* Start Data for this task *
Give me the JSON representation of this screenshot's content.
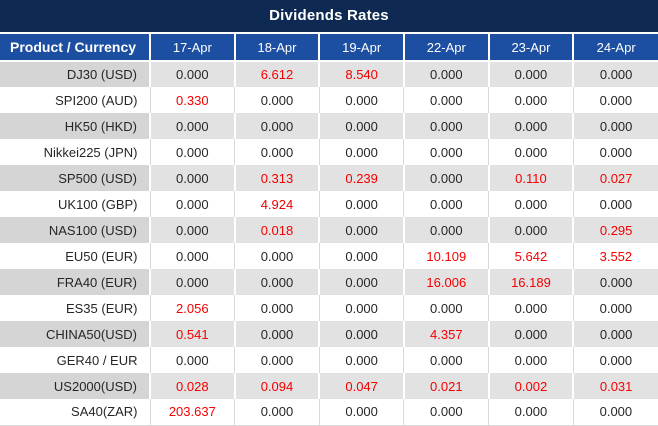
{
  "title": "Dividends Rates",
  "chart_data": {
    "type": "table",
    "title": "Dividends Rates",
    "columns": [
      "Product / Currency",
      "17-Apr",
      "18-Apr",
      "19-Apr",
      "22-Apr",
      "23-Apr",
      "24-Apr"
    ],
    "rows": [
      {
        "product": "DJ30 (USD)",
        "values": [
          "0.000",
          "6.612",
          "8.540",
          "0.000",
          "0.000",
          "0.000"
        ],
        "red": [
          false,
          true,
          true,
          false,
          false,
          false
        ]
      },
      {
        "product": "SPI200 (AUD)",
        "values": [
          "0.330",
          "0.000",
          "0.000",
          "0.000",
          "0.000",
          "0.000"
        ],
        "red": [
          true,
          false,
          false,
          false,
          false,
          false
        ]
      },
      {
        "product": "HK50 (HKD)",
        "values": [
          "0.000",
          "0.000",
          "0.000",
          "0.000",
          "0.000",
          "0.000"
        ],
        "red": [
          false,
          false,
          false,
          false,
          false,
          false
        ]
      },
      {
        "product": "Nikkei225 (JPN)",
        "values": [
          "0.000",
          "0.000",
          "0.000",
          "0.000",
          "0.000",
          "0.000"
        ],
        "red": [
          false,
          false,
          false,
          false,
          false,
          false
        ]
      },
      {
        "product": "SP500 (USD)",
        "values": [
          "0.000",
          "0.313",
          "0.239",
          "0.000",
          "0.110",
          "0.027"
        ],
        "red": [
          false,
          true,
          true,
          false,
          true,
          true
        ]
      },
      {
        "product": "UK100 (GBP)",
        "values": [
          "0.000",
          "4.924",
          "0.000",
          "0.000",
          "0.000",
          "0.000"
        ],
        "red": [
          false,
          true,
          false,
          false,
          false,
          false
        ]
      },
      {
        "product": "NAS100 (USD)",
        "values": [
          "0.000",
          "0.018",
          "0.000",
          "0.000",
          "0.000",
          "0.295"
        ],
        "red": [
          false,
          true,
          false,
          false,
          false,
          true
        ]
      },
      {
        "product": "EU50 (EUR)",
        "values": [
          "0.000",
          "0.000",
          "0.000",
          "10.109",
          "5.642",
          "3.552"
        ],
        "red": [
          false,
          false,
          false,
          true,
          true,
          true
        ]
      },
      {
        "product": "FRA40 (EUR)",
        "values": [
          "0.000",
          "0.000",
          "0.000",
          "16.006",
          "16.189",
          "0.000"
        ],
        "red": [
          false,
          false,
          false,
          true,
          true,
          false
        ]
      },
      {
        "product": "ES35 (EUR)",
        "values": [
          "2.056",
          "0.000",
          "0.000",
          "0.000",
          "0.000",
          "0.000"
        ],
        "red": [
          true,
          false,
          false,
          false,
          false,
          false
        ]
      },
      {
        "product": "CHINA50(USD)",
        "values": [
          "0.541",
          "0.000",
          "0.000",
          "4.357",
          "0.000",
          "0.000"
        ],
        "red": [
          true,
          false,
          false,
          true,
          false,
          false
        ]
      },
      {
        "product": "GER40 / EUR",
        "values": [
          "0.000",
          "0.000",
          "0.000",
          "0.000",
          "0.000",
          "0.000"
        ],
        "red": [
          false,
          false,
          false,
          false,
          false,
          false
        ]
      },
      {
        "product": "US2000(USD)",
        "values": [
          "0.028",
          "0.094",
          "0.047",
          "0.021",
          "0.002",
          "0.031"
        ],
        "red": [
          true,
          true,
          true,
          true,
          true,
          true
        ]
      },
      {
        "product": "SA40(ZAR)",
        "values": [
          "203.637",
          "0.000",
          "0.000",
          "0.000",
          "0.000",
          "0.000"
        ],
        "red": [
          true,
          false,
          false,
          false,
          false,
          false
        ]
      }
    ]
  },
  "colors": {
    "title_bg": "#0e2a52",
    "header_bg": "#1c4fa1",
    "alt_row_product_bg": "#d5d5d5",
    "alt_row_value_bg": "#e2e2e2",
    "white_row_bg": "#ffffff",
    "text_dark": "#262626",
    "highlight_red": "#f50000",
    "grid_light": "#d9d9d9"
  }
}
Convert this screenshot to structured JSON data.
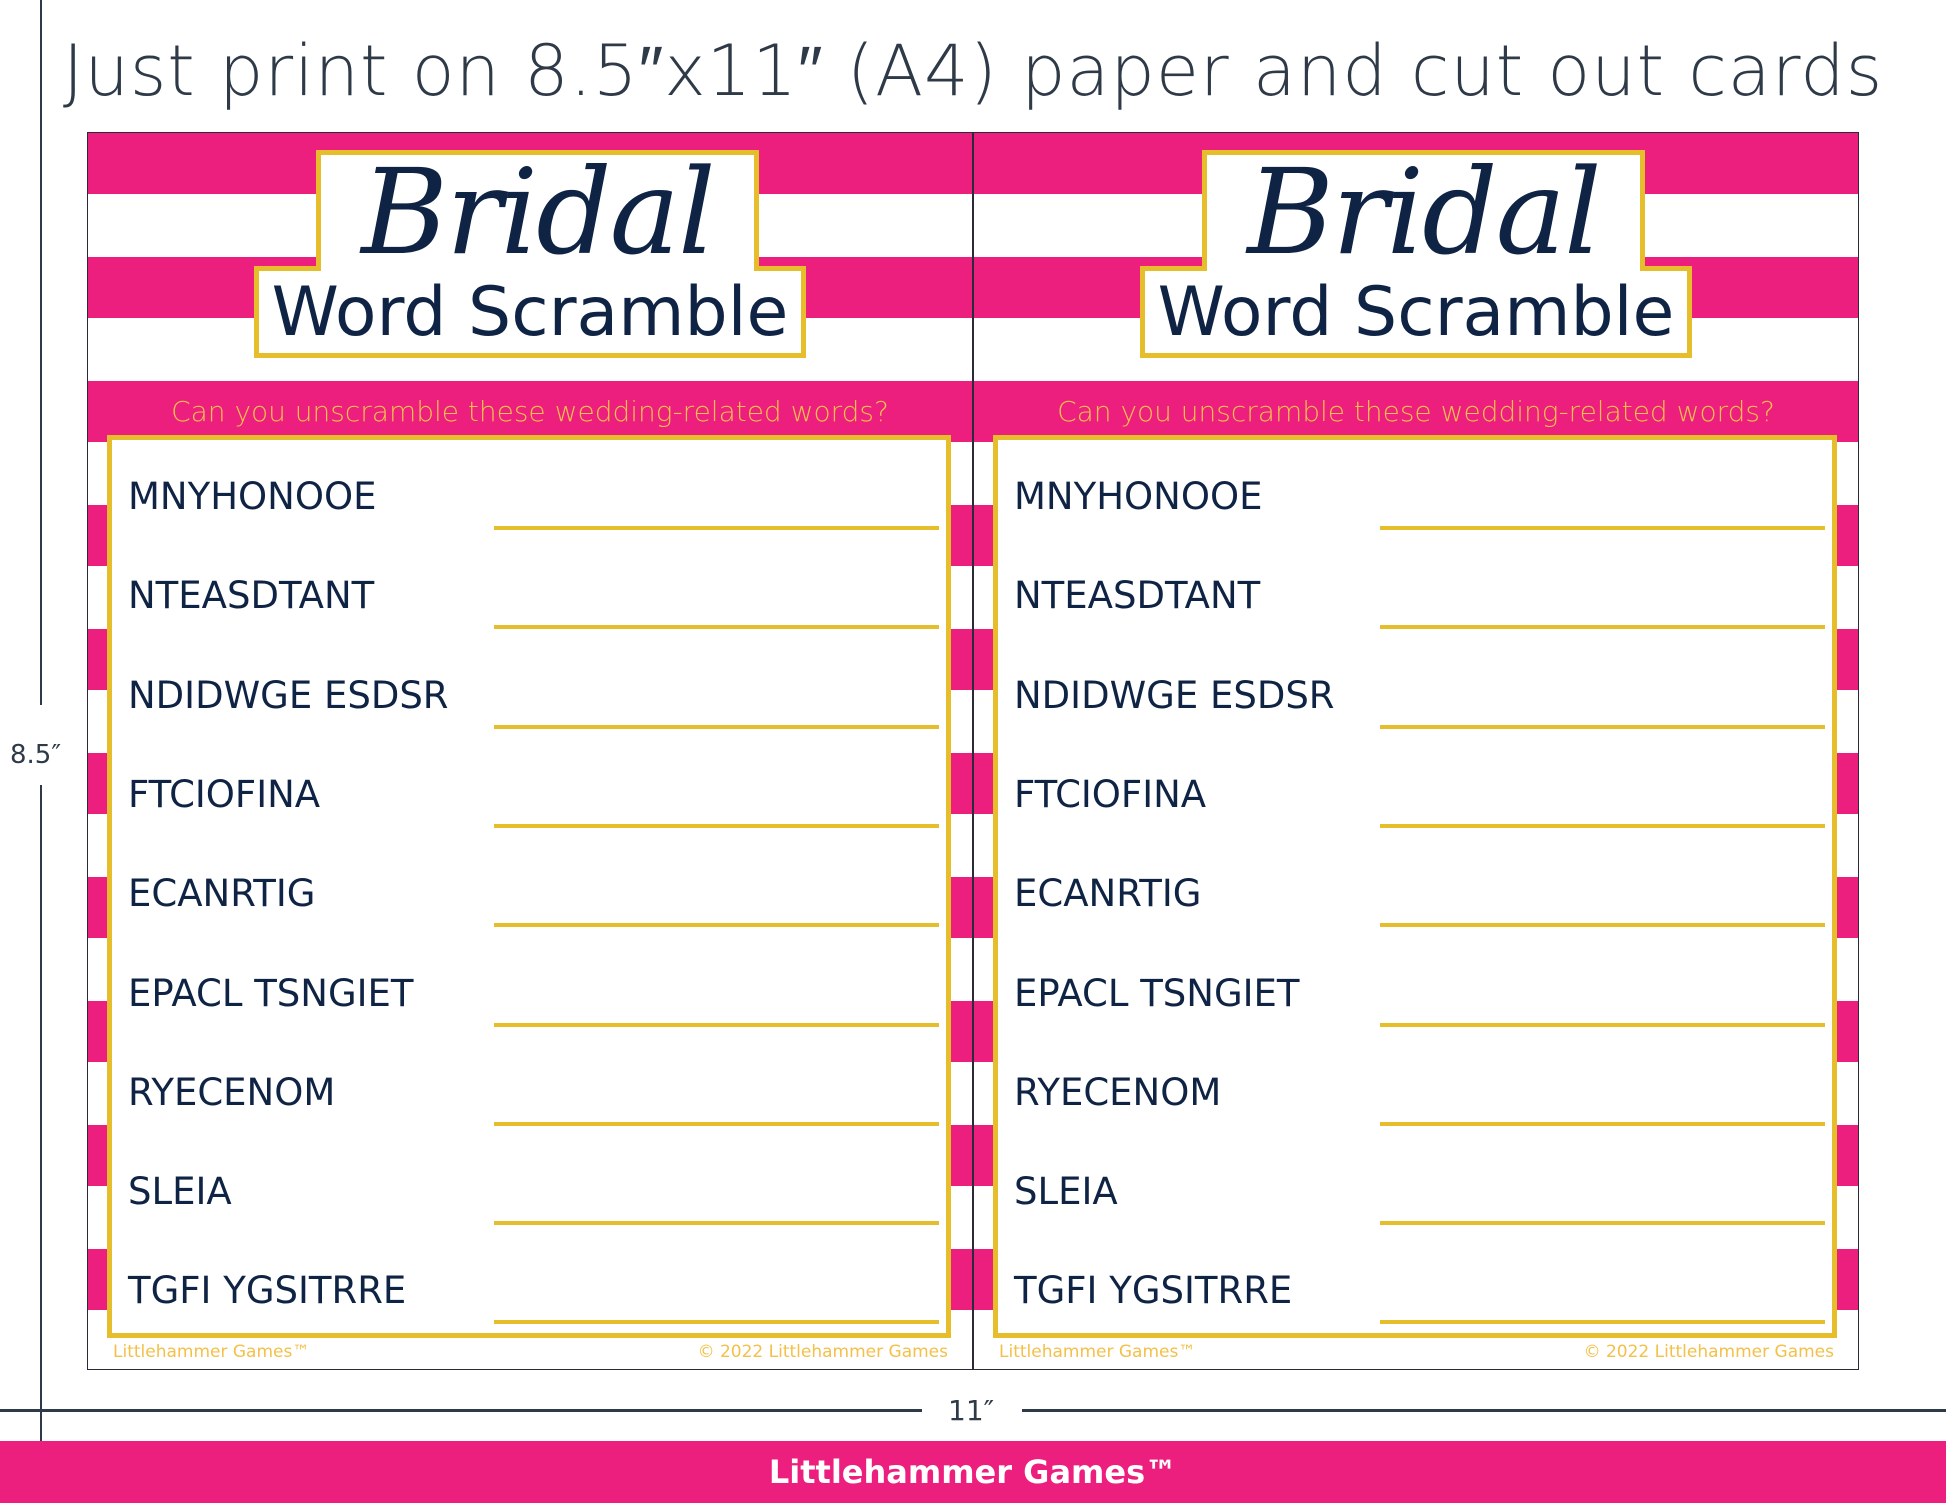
{
  "headline": "Just print on 8.5″x11″ (A4) paper and  cut out cards",
  "dimensions": {
    "height_label": "8.5″",
    "width_label": "11″"
  },
  "banner": "Littlehammer Games™",
  "colors": {
    "pink": "#ec1e7e",
    "gold": "#e6bd2a",
    "navy": "#0f2344"
  },
  "cards": [
    {
      "title_script": "Bridal",
      "title": "Word Scramble",
      "subtitle": "Can you unscramble these wedding-related words?",
      "words": [
        "MNYHONOOE",
        "NTEASDTANT",
        "NDIDWGE ESDSR",
        "FTCIOFINA",
        "ECANRTIG",
        "EPACL TSNGIET",
        "RYECENOM",
        "SLEIA",
        "TGFI YGSITRRE"
      ],
      "footer_left": "Littlehammer Games™",
      "footer_right": "© 2022 Littlehammer Games"
    },
    {
      "title_script": "Bridal",
      "title": "Word Scramble",
      "subtitle": "Can you unscramble these wedding-related words?",
      "words": [
        "MNYHONOOE",
        "NTEASDTANT",
        "NDIDWGE ESDSR",
        "FTCIOFINA",
        "ECANRTIG",
        "EPACL TSNGIET",
        "RYECENOM",
        "SLEIA",
        "TGFI YGSITRRE"
      ],
      "footer_left": "Littlehammer Games™",
      "footer_right": "© 2022 Littlehammer Games"
    }
  ]
}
* End Data for this task *
### Task directions
Your task is to set down the records shown above exactly, minus any pictures.

### Response to this exercise
Give me the JSON representation of this screenshot's content.
{
  "title": "Dividends Rates",
  "chart_data": {
    "type": "table",
    "title": "Dividends Rates",
    "columns": [
      "Product / Currency",
      "17-Apr",
      "18-Apr",
      "19-Apr",
      "22-Apr",
      "23-Apr",
      "24-Apr"
    ],
    "rows": [
      {
        "product": "DJ30 (USD)",
        "values": [
          "0.000",
          "6.612",
          "8.540",
          "0.000",
          "0.000",
          "0.000"
        ],
        "red": [
          false,
          true,
          true,
          false,
          false,
          false
        ]
      },
      {
        "product": "SPI200 (AUD)",
        "values": [
          "0.330",
          "0.000",
          "0.000",
          "0.000",
          "0.000",
          "0.000"
        ],
        "red": [
          true,
          false,
          false,
          false,
          false,
          false
        ]
      },
      {
        "product": "HK50 (HKD)",
        "values": [
          "0.000",
          "0.000",
          "0.000",
          "0.000",
          "0.000",
          "0.000"
        ],
        "red": [
          false,
          false,
          false,
          false,
          false,
          false
        ]
      },
      {
        "product": "Nikkei225 (JPN)",
        "values": [
          "0.000",
          "0.000",
          "0.000",
          "0.000",
          "0.000",
          "0.000"
        ],
        "red": [
          false,
          false,
          false,
          false,
          false,
          false
        ]
      },
      {
        "product": "SP500 (USD)",
        "values": [
          "0.000",
          "0.313",
          "0.239",
          "0.000",
          "0.110",
          "0.027"
        ],
        "red": [
          false,
          true,
          true,
          false,
          true,
          true
        ]
      },
      {
        "product": "UK100 (GBP)",
        "values": [
          "0.000",
          "4.924",
          "0.000",
          "0.000",
          "0.000",
          "0.000"
        ],
        "red": [
          false,
          true,
          false,
          false,
          false,
          false
        ]
      },
      {
        "product": "NAS100 (USD)",
        "values": [
          "0.000",
          "0.018",
          "0.000",
          "0.000",
          "0.000",
          "0.295"
        ],
        "red": [
          false,
          true,
          false,
          false,
          false,
          true
        ]
      },
      {
        "product": "EU50 (EUR)",
        "values": [
          "0.000",
          "0.000",
          "0.000",
          "10.109",
          "5.642",
          "3.552"
        ],
        "red": [
          false,
          false,
          false,
          true,
          true,
          true
        ]
      },
      {
        "product": "FRA40 (EUR)",
        "values": [
          "0.000",
          "0.000",
          "0.000",
          "16.006",
          "16.189",
          "0.000"
        ],
        "red": [
          false,
          false,
          false,
          true,
          true,
          false
        ]
      },
      {
        "product": "ES35 (EUR)",
        "values": [
          "2.056",
          "0.000",
          "0.000",
          "0.000",
          "0.000",
          "0.000"
        ],
        "red": [
          true,
          false,
          false,
          false,
          false,
          false
        ]
      },
      {
        "product": "CHINA50(USD)",
        "values": [
          "0.541",
          "0.000",
          "0.000",
          "4.357",
          "0.000",
          "0.000"
        ],
        "red": [
          true,
          false,
          false,
          true,
          false,
          false
        ]
      },
      {
        "product": "GER40 / EUR",
        "values": [
          "0.000",
          "0.000",
          "0.000",
          "0.000",
          "0.000",
          "0.000"
        ],
        "red": [
          false,
          false,
          false,
          false,
          false,
          false
        ]
      },
      {
        "product": "US2000(USD)",
        "values": [
          "0.028",
          "0.094",
          "0.047",
          "0.021",
          "0.002",
          "0.031"
        ],
        "red": [
          true,
          true,
          true,
          true,
          true,
          true
        ]
      },
      {
        "product": "SA40(ZAR)",
        "values": [
          "203.637",
          "0.000",
          "0.000",
          "0.000",
          "0.000",
          "0.000"
        ],
        "red": [
          true,
          false,
          false,
          false,
          false,
          false
        ]
      }
    ]
  },
  "colors": {
    "title_bg": "#0e2a52",
    "header_bg": "#1c4fa1",
    "alt_row_product_bg": "#d5d5d5",
    "alt_row_value_bg": "#e2e2e2",
    "white_row_bg": "#ffffff",
    "text_dark": "#262626",
    "highlight_red": "#f50000",
    "grid_light": "#d9d9d9"
  }
}
Convert this screenshot to structured JSON data.
{
  "headline": "Just print on 8.5″x11″ (A4) paper and  cut out cards",
  "dimensions": {
    "height_label": "8.5″",
    "width_label": "11″"
  },
  "banner": "Littlehammer Games™",
  "colors": {
    "pink": "#ec1e7e",
    "gold": "#e6bd2a",
    "navy": "#0f2344"
  },
  "cards": [
    {
      "title_script": "Bridal",
      "title": "Word Scramble",
      "subtitle": "Can you unscramble these wedding-related words?",
      "words": [
        "MNYHONOOE",
        "NTEASDTANT",
        "NDIDWGE ESDSR",
        "FTCIOFINA",
        "ECANRTIG",
        "EPACL TSNGIET",
        "RYECENOM",
        "SLEIA",
        "TGFI YGSITRRE"
      ],
      "footer_left": "Littlehammer Games™",
      "footer_right": "© 2022 Littlehammer Games"
    },
    {
      "title_script": "Bridal",
      "title": "Word Scramble",
      "subtitle": "Can you unscramble these wedding-related words?",
      "words": [
        "MNYHONOOE",
        "NTEASDTANT",
        "NDIDWGE ESDSR",
        "FTCIOFINA",
        "ECANRTIG",
        "EPACL TSNGIET",
        "RYECENOM",
        "SLEIA",
        "TGFI YGSITRRE"
      ],
      "footer_left": "Littlehammer Games™",
      "footer_right": "© 2022 Littlehammer Games"
    }
  ]
}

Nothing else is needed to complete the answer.